[Stored data entries]
--------------------------------

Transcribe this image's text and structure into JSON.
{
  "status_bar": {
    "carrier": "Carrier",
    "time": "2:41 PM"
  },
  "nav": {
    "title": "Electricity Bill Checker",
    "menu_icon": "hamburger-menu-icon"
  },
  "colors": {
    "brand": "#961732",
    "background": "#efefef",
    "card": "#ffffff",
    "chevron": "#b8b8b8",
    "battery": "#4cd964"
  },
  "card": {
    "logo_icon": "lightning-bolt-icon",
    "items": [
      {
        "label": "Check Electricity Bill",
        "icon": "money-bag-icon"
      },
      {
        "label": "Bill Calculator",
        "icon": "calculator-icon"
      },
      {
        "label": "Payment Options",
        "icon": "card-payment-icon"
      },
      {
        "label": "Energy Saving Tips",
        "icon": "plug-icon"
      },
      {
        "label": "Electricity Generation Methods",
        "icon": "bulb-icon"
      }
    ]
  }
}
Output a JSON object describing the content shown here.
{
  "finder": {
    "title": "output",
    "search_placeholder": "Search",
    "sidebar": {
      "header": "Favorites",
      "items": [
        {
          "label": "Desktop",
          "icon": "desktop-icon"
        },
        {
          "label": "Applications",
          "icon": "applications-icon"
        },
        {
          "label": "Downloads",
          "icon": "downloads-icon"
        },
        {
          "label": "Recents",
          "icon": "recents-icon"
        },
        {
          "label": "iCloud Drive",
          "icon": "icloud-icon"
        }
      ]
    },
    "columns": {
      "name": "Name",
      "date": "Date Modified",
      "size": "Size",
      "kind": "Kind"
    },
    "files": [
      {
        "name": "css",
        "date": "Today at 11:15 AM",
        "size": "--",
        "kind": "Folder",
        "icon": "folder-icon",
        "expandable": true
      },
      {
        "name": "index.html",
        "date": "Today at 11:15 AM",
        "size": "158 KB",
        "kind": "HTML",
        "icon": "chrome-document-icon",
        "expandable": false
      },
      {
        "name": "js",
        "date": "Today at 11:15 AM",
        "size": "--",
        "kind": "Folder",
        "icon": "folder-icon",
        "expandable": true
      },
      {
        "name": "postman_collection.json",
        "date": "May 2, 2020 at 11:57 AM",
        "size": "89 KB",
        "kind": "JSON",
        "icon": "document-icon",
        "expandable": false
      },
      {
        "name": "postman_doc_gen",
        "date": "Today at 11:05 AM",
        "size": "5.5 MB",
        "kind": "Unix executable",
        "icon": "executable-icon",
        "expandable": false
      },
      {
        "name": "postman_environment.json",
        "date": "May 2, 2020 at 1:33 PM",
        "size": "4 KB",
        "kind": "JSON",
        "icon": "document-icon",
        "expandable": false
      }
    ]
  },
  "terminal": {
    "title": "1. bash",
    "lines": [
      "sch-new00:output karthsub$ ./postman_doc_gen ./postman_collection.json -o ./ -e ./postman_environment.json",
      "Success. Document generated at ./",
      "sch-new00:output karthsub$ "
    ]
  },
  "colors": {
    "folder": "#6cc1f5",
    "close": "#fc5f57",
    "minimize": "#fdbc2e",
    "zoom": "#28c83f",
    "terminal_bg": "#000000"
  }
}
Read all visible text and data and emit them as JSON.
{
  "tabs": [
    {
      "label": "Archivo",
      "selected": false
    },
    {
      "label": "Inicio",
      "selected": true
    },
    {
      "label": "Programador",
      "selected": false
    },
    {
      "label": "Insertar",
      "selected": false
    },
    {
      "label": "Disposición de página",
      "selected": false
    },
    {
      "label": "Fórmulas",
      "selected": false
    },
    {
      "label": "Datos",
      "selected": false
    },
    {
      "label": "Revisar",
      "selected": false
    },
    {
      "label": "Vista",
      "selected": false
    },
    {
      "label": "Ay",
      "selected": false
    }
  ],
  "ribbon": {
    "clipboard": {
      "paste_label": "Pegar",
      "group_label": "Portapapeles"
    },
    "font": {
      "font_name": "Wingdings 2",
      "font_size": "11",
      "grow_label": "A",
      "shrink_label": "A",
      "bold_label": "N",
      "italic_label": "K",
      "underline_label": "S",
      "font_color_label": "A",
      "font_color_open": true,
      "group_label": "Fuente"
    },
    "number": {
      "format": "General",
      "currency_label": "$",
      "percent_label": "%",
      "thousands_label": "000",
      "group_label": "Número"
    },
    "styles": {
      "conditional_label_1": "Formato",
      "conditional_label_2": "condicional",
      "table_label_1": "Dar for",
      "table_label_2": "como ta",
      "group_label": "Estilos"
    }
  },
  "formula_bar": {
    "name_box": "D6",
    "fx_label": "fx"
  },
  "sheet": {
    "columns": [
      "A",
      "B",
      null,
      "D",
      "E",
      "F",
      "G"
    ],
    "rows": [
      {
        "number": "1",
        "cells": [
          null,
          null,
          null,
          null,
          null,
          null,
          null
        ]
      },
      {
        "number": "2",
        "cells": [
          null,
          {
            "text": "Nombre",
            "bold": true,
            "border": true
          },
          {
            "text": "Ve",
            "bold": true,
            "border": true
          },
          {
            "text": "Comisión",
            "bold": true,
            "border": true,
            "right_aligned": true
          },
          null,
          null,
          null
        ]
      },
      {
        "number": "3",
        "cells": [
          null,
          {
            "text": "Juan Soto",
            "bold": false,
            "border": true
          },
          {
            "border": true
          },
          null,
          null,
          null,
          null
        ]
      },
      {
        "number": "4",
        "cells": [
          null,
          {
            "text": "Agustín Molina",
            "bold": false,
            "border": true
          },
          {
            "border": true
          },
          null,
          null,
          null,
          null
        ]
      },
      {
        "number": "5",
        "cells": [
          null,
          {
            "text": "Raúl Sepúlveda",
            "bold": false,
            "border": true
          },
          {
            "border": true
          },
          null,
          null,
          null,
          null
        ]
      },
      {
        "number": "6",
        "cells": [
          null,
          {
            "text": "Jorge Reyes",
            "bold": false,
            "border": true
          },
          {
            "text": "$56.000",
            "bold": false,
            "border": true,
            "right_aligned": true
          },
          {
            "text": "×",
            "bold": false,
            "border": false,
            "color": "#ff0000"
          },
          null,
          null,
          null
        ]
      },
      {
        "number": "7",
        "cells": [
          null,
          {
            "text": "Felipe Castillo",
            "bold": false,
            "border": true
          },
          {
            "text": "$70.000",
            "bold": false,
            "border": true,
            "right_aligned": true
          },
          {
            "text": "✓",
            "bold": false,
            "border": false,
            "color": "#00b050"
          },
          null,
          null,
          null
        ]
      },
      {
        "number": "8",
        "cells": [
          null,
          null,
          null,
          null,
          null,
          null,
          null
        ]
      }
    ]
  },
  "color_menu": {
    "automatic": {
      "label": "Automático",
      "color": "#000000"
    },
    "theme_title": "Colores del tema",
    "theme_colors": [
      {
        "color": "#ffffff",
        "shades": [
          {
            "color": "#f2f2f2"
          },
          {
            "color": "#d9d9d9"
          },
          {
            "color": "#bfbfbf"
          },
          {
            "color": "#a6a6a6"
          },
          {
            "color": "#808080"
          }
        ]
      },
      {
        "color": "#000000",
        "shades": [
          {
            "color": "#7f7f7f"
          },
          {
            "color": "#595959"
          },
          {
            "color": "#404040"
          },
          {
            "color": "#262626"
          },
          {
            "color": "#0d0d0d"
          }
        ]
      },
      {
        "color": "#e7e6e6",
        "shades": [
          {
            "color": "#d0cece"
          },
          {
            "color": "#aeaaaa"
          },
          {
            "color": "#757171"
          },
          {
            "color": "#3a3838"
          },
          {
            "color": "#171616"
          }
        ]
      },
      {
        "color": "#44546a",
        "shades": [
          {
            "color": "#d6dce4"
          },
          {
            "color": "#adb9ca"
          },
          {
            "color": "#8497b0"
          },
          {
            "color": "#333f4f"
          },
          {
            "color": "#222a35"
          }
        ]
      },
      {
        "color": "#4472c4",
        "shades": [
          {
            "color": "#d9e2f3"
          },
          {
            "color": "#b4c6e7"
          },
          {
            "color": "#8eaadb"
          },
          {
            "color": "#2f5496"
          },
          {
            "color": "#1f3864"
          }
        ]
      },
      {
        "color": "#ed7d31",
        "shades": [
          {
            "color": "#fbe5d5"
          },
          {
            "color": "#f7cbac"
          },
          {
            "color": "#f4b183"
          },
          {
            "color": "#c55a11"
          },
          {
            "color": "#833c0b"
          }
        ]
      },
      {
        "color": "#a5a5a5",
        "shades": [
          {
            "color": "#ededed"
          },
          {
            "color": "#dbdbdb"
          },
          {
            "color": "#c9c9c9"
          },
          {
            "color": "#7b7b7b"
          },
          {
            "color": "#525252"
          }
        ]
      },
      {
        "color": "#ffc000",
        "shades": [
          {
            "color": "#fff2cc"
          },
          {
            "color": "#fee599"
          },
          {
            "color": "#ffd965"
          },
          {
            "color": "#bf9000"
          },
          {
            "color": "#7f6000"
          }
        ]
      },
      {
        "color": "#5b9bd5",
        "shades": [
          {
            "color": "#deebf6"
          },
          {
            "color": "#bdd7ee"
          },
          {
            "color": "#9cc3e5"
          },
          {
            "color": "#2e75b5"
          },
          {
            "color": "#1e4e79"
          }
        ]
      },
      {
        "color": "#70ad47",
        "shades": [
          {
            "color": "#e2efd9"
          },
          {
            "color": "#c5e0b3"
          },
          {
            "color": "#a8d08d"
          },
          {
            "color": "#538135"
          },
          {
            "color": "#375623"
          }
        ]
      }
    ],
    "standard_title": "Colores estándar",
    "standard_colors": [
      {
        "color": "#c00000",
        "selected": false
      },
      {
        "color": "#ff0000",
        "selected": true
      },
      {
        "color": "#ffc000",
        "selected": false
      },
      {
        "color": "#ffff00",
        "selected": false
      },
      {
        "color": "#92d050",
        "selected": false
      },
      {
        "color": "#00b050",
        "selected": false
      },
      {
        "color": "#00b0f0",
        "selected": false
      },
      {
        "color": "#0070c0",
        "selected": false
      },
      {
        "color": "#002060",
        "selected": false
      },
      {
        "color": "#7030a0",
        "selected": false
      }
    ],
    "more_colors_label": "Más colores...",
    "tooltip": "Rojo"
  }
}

--------------------------------

Filter for "number". Return all lines that hold it.

    "number": {
        "number": "1",
        "number": "2",
        "number": "3",
        "number": "4",
        "number": "5",
        "number": "6",
        "number": "7",
        "number": "8",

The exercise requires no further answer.